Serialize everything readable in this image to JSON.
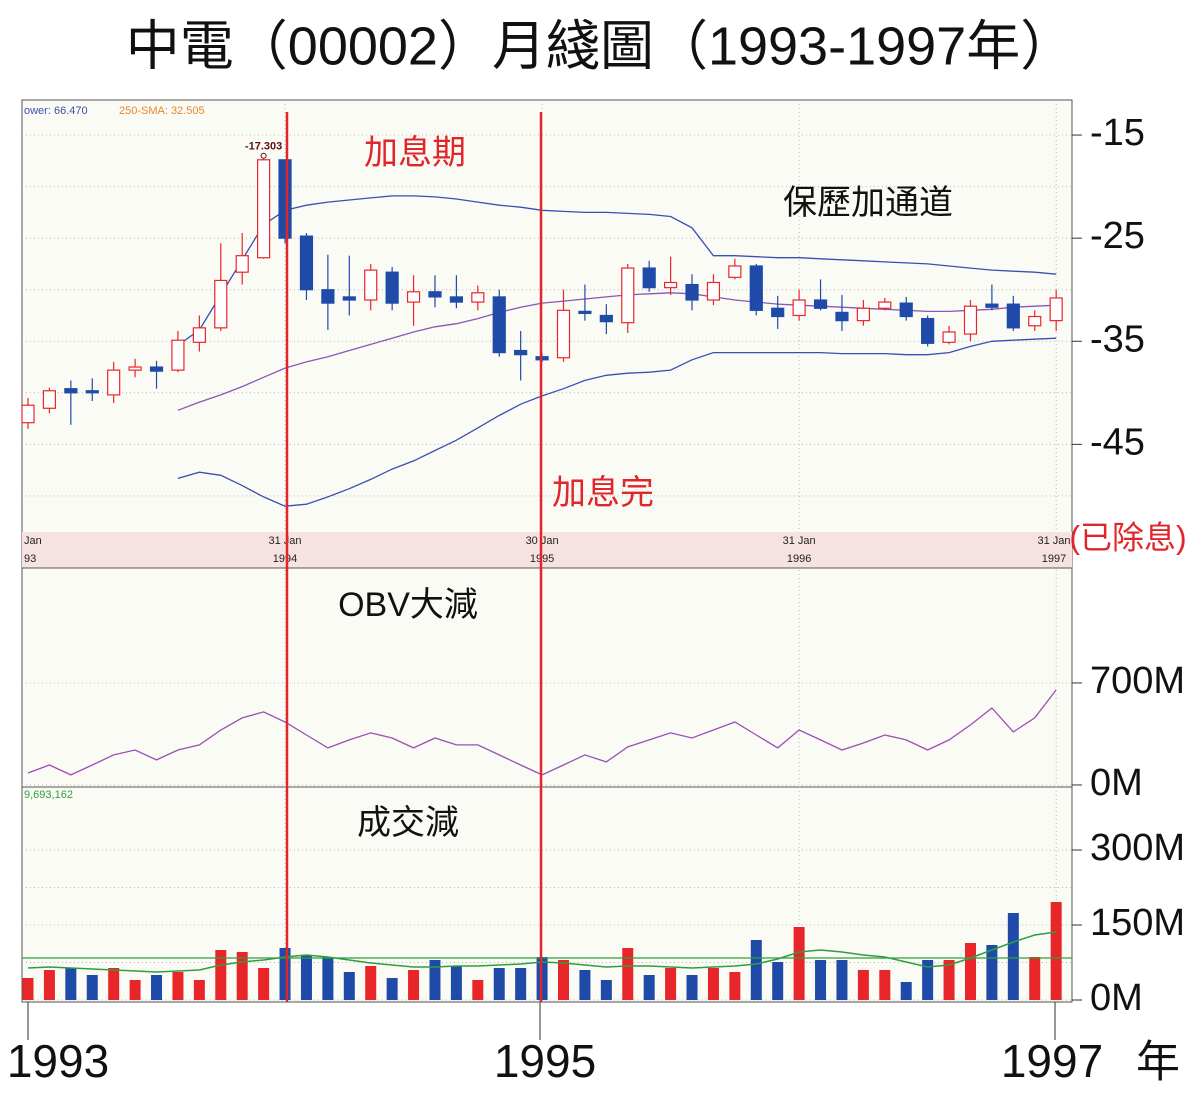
{
  "title": "中電（00002）月綫圖（1993-1997年）",
  "annotations": {
    "hike_period": "加息期",
    "bollinger": "保歷加通道",
    "hike_end": "加息完",
    "ex_dividend": "(已除息)",
    "obv_note": "OBV大減",
    "volume_note": "成交減"
  },
  "x_axis": {
    "labels": [
      "1993",
      "1995",
      "1997"
    ],
    "unit": "年"
  },
  "chart_data": [
    {
      "type": "candlestick",
      "legend": [
        {
          "text": "ower: 66.470",
          "color": "#3a4fb0"
        },
        {
          "text": "250-SMA: 32.505",
          "color": "#e8872a"
        }
      ],
      "date_labels": [
        {
          "top": "Jan",
          "bottom": "93"
        },
        {
          "top": "31 Jan",
          "bottom": "1994"
        },
        {
          "top": "30 Jan",
          "bottom": "1995"
        },
        {
          "top": "31 Jan",
          "bottom": "1996"
        },
        {
          "top": "31 Jan",
          "bottom": "1997"
        }
      ],
      "open": [
        -42.9,
        -41.5,
        -39.6,
        -39.8,
        -40.2,
        -37.8,
        -37.5,
        -37.8,
        -35.1,
        -33.7,
        -28.3,
        -26.9,
        -17.4,
        -24.8,
        -30.0,
        -30.7,
        -31.0,
        -28.3,
        -31.2,
        -30.2,
        -30.7,
        -31.2,
        -30.7,
        -35.9,
        -36.5,
        -36.6,
        -32.1,
        -32.5,
        -33.2,
        -27.9,
        -29.8,
        -29.5,
        -31.0,
        -28.8,
        -27.7,
        -31.8,
        -32.5,
        -31.0,
        -32.2,
        -33.0,
        -31.8,
        -31.3,
        -32.8,
        -35.1,
        -34.3,
        -31.4,
        -31.4,
        -33.5,
        -33.0
      ],
      "high": [
        -40.5,
        -39.5,
        -38.8,
        -38.6,
        -37,
        -36.7,
        -36.9,
        -34,
        -32.5,
        -25.5,
        -24.5,
        -17.303,
        -17.4,
        -24.5,
        -26.6,
        -26.7,
        -27.5,
        -27.8,
        -28.6,
        -28.6,
        -28.6,
        -29.6,
        -30,
        -34,
        -36.2,
        -30,
        -29.5,
        -31.4,
        -27.5,
        -27.2,
        -26.8,
        -28.5,
        -28.5,
        -27.0,
        -27.5,
        -30.6,
        -30,
        -29,
        -30.5,
        -31,
        -30.8,
        -30.7,
        -32.5,
        -33.5,
        -31,
        -29.5,
        -30.6,
        -32,
        -30
      ],
      "low": [
        -43.5,
        -42,
        -43.1,
        -40.8,
        -41,
        -38.5,
        -39.6,
        -38,
        -36,
        -34,
        -29.5,
        -27,
        -25.5,
        -31,
        -33.9,
        -32.5,
        -32,
        -32,
        -33.5,
        -31.7,
        -31.8,
        -32,
        -36.5,
        -38.8,
        -37,
        -37,
        -33,
        -34.3,
        -34.2,
        -30.2,
        -30.5,
        -32,
        -31.5,
        -29,
        -32.5,
        -33.8,
        -33,
        -32,
        -34,
        -33.5,
        -32,
        -33,
        -35.5,
        -35.3,
        -35,
        -32,
        -34,
        -34,
        -34
      ],
      "close": [
        -41.2,
        -39.8,
        -40.0,
        -40.0,
        -37.8,
        -37.5,
        -37.9,
        -34.9,
        -33.7,
        -29.1,
        -26.7,
        -17.4,
        -25.0,
        -30.0,
        -31.3,
        -31.0,
        -28.1,
        -31.3,
        -30.2,
        -30.7,
        -31.2,
        -30.3,
        -36.1,
        -36.3,
        -36.8,
        -32.0,
        -32.3,
        -33.1,
        -27.9,
        -29.8,
        -29.3,
        -31.0,
        -29.3,
        -27.7,
        -32.0,
        -32.6,
        -31.0,
        -31.8,
        -33.0,
        -31.8,
        -31.2,
        -32.6,
        -35.2,
        -34.1,
        -31.6,
        -31.7,
        -33.7,
        -32.6,
        -30.8
      ],
      "up_color": "#e8262a",
      "down_color": "#1f4aa8",
      "bands": [
        {
          "color": "#3a4fb0",
          "values": [
            null,
            null,
            null,
            null,
            null,
            null,
            null,
            -35.4,
            -33.9,
            -30.5,
            -27.1,
            -23.7,
            -22.3,
            -21.8,
            -21.5,
            -21.3,
            -21.1,
            -20.9,
            -20.9,
            -21.0,
            -21.2,
            -21.5,
            -21.8,
            -22.0,
            -22.3,
            -22.4,
            -22.5,
            -22.5,
            -22.6,
            -22.7,
            -22.9,
            -24.0,
            -26.7,
            -26.7,
            -26.8,
            -26.9,
            -26.9,
            -27.0,
            -27.1,
            -27.2,
            -27.3,
            -27.4,
            -27.5,
            -27.7,
            -27.9,
            -28.1,
            -28.2,
            -28.3,
            -28.5
          ]
        },
        {
          "color": "#8a56b8",
          "values": [
            null,
            null,
            null,
            null,
            null,
            null,
            null,
            -41.7,
            -40.9,
            -40.2,
            -39.4,
            -38.5,
            -37.6,
            -37.0,
            -36.5,
            -35.9,
            -35.3,
            -34.7,
            -34.1,
            -33.6,
            -33.3,
            -32.8,
            -32.2,
            -31.7,
            -31.3,
            -31.1,
            -30.9,
            -30.7,
            -30.5,
            -30.4,
            -30.3,
            -30.4,
            -30.7,
            -31.0,
            -31.2,
            -31.4,
            -31.5,
            -31.6,
            -31.7,
            -31.8,
            -31.9,
            -32.0,
            -32.1,
            -32.1,
            -32.0,
            -31.9,
            -31.7,
            -31.6,
            -31.5
          ]
        },
        {
          "color": "#3a4fb0",
          "values": [
            null,
            null,
            null,
            null,
            null,
            null,
            null,
            -48.3,
            -47.7,
            -48.0,
            -49.0,
            -50.1,
            -51.0,
            -50.8,
            -50.1,
            -49.3,
            -48.4,
            -47.4,
            -46.6,
            -45.6,
            -44.6,
            -43.4,
            -42.2,
            -41.1,
            -40.3,
            -39.6,
            -38.8,
            -38.3,
            -38.1,
            -38.0,
            -37.8,
            -36.8,
            -36.1,
            -36.1,
            -36.1,
            -36.1,
            -36.1,
            -36.1,
            -36.2,
            -36.2,
            -36.2,
            -36.3,
            -36.3,
            -36.1,
            -35.5,
            -35.0,
            -34.9,
            -34.8,
            -34.7
          ]
        }
      ],
      "ylim": [
        -53.5,
        -11.6
      ],
      "yticks": [
        -15,
        -25,
        -35,
        -45
      ],
      "minor_yticks": [
        -20,
        -30,
        -40,
        -50
      ],
      "grid": true
    },
    {
      "type": "line",
      "color": "#9b4fb5",
      "values": [
        82,
        137,
        69,
        137,
        206,
        240,
        172,
        240,
        275,
        377,
        460,
        501,
        432,
        343,
        254,
        309,
        357,
        322,
        254,
        322,
        275,
        275,
        206,
        137,
        69,
        137,
        206,
        158,
        261,
        309,
        357,
        322,
        377,
        432,
        343,
        254,
        377,
        309,
        240,
        288,
        343,
        309,
        240,
        309,
        412,
        528,
        364,
        460,
        652
      ],
      "ylim": [
        -14,
        1475
      ],
      "yticks": [
        {
          "value": 0,
          "label": "0M"
        },
        {
          "value": 700,
          "label": "700M"
        }
      ],
      "grid": true
    },
    {
      "type": "bar",
      "label": "9,693,162",
      "values": [
        44,
        60,
        64,
        50,
        64,
        40,
        50,
        56,
        40,
        100,
        96,
        64,
        104,
        90,
        86,
        56,
        68,
        44,
        60,
        80,
        68,
        40,
        64,
        64,
        86,
        80,
        60,
        40,
        104,
        50,
        64,
        50,
        64,
        56,
        120,
        76,
        146,
        80,
        80,
        60,
        60,
        36,
        80,
        80,
        114,
        110,
        174,
        86,
        196
      ],
      "colors": [
        "#e8262a",
        "#e8262a",
        "#1f4aa8",
        "#1f4aa8",
        "#e8262a",
        "#e8262a",
        "#1f4aa8",
        "#e8262a",
        "#e8262a",
        "#e8262a",
        "#e8262a",
        "#e8262a",
        "#1f4aa8",
        "#1f4aa8",
        "#1f4aa8",
        "#1f4aa8",
        "#e8262a",
        "#1f4aa8",
        "#e8262a",
        "#1f4aa8",
        "#1f4aa8",
        "#e8262a",
        "#1f4aa8",
        "#1f4aa8",
        "#1f4aa8",
        "#e8262a",
        "#1f4aa8",
        "#1f4aa8",
        "#e8262a",
        "#1f4aa8",
        "#e8262a",
        "#1f4aa8",
        "#e8262a",
        "#e8262a",
        "#1f4aa8",
        "#1f4aa8",
        "#e8262a",
        "#1f4aa8",
        "#1f4aa8",
        "#e8262a",
        "#e8262a",
        "#1f4aa8",
        "#1f4aa8",
        "#e8262a",
        "#e8262a",
        "#1f4aa8",
        "#1f4aa8",
        "#e8262a",
        "#e8262a"
      ],
      "average": {
        "color": "#2e9e3e",
        "values": [
          64,
          66,
          64,
          62,
          60,
          58,
          56,
          58,
          60,
          70,
          76,
          80,
          86,
          90,
          86,
          80,
          74,
          70,
          66,
          66,
          68,
          68,
          70,
          72,
          76,
          74,
          70,
          66,
          68,
          68,
          66,
          64,
          66,
          68,
          72,
          82,
          96,
          100,
          96,
          90,
          86,
          76,
          66,
          70,
          84,
          100,
          116,
          130,
          136
        ]
      },
      "reference_line": 84,
      "ylim": [
        -4,
        426
      ],
      "yticks": [
        {
          "value": 0,
          "label": "0M"
        },
        {
          "value": 150,
          "label": "150M"
        },
        {
          "value": 300,
          "label": "300M"
        }
      ],
      "minor_yticks": [
        75,
        225
      ],
      "grid": true
    }
  ]
}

________________________________________

• _Short exercise_: Report only the number of lines that hold the string "type" in this listing.

• _Problem solution_: 3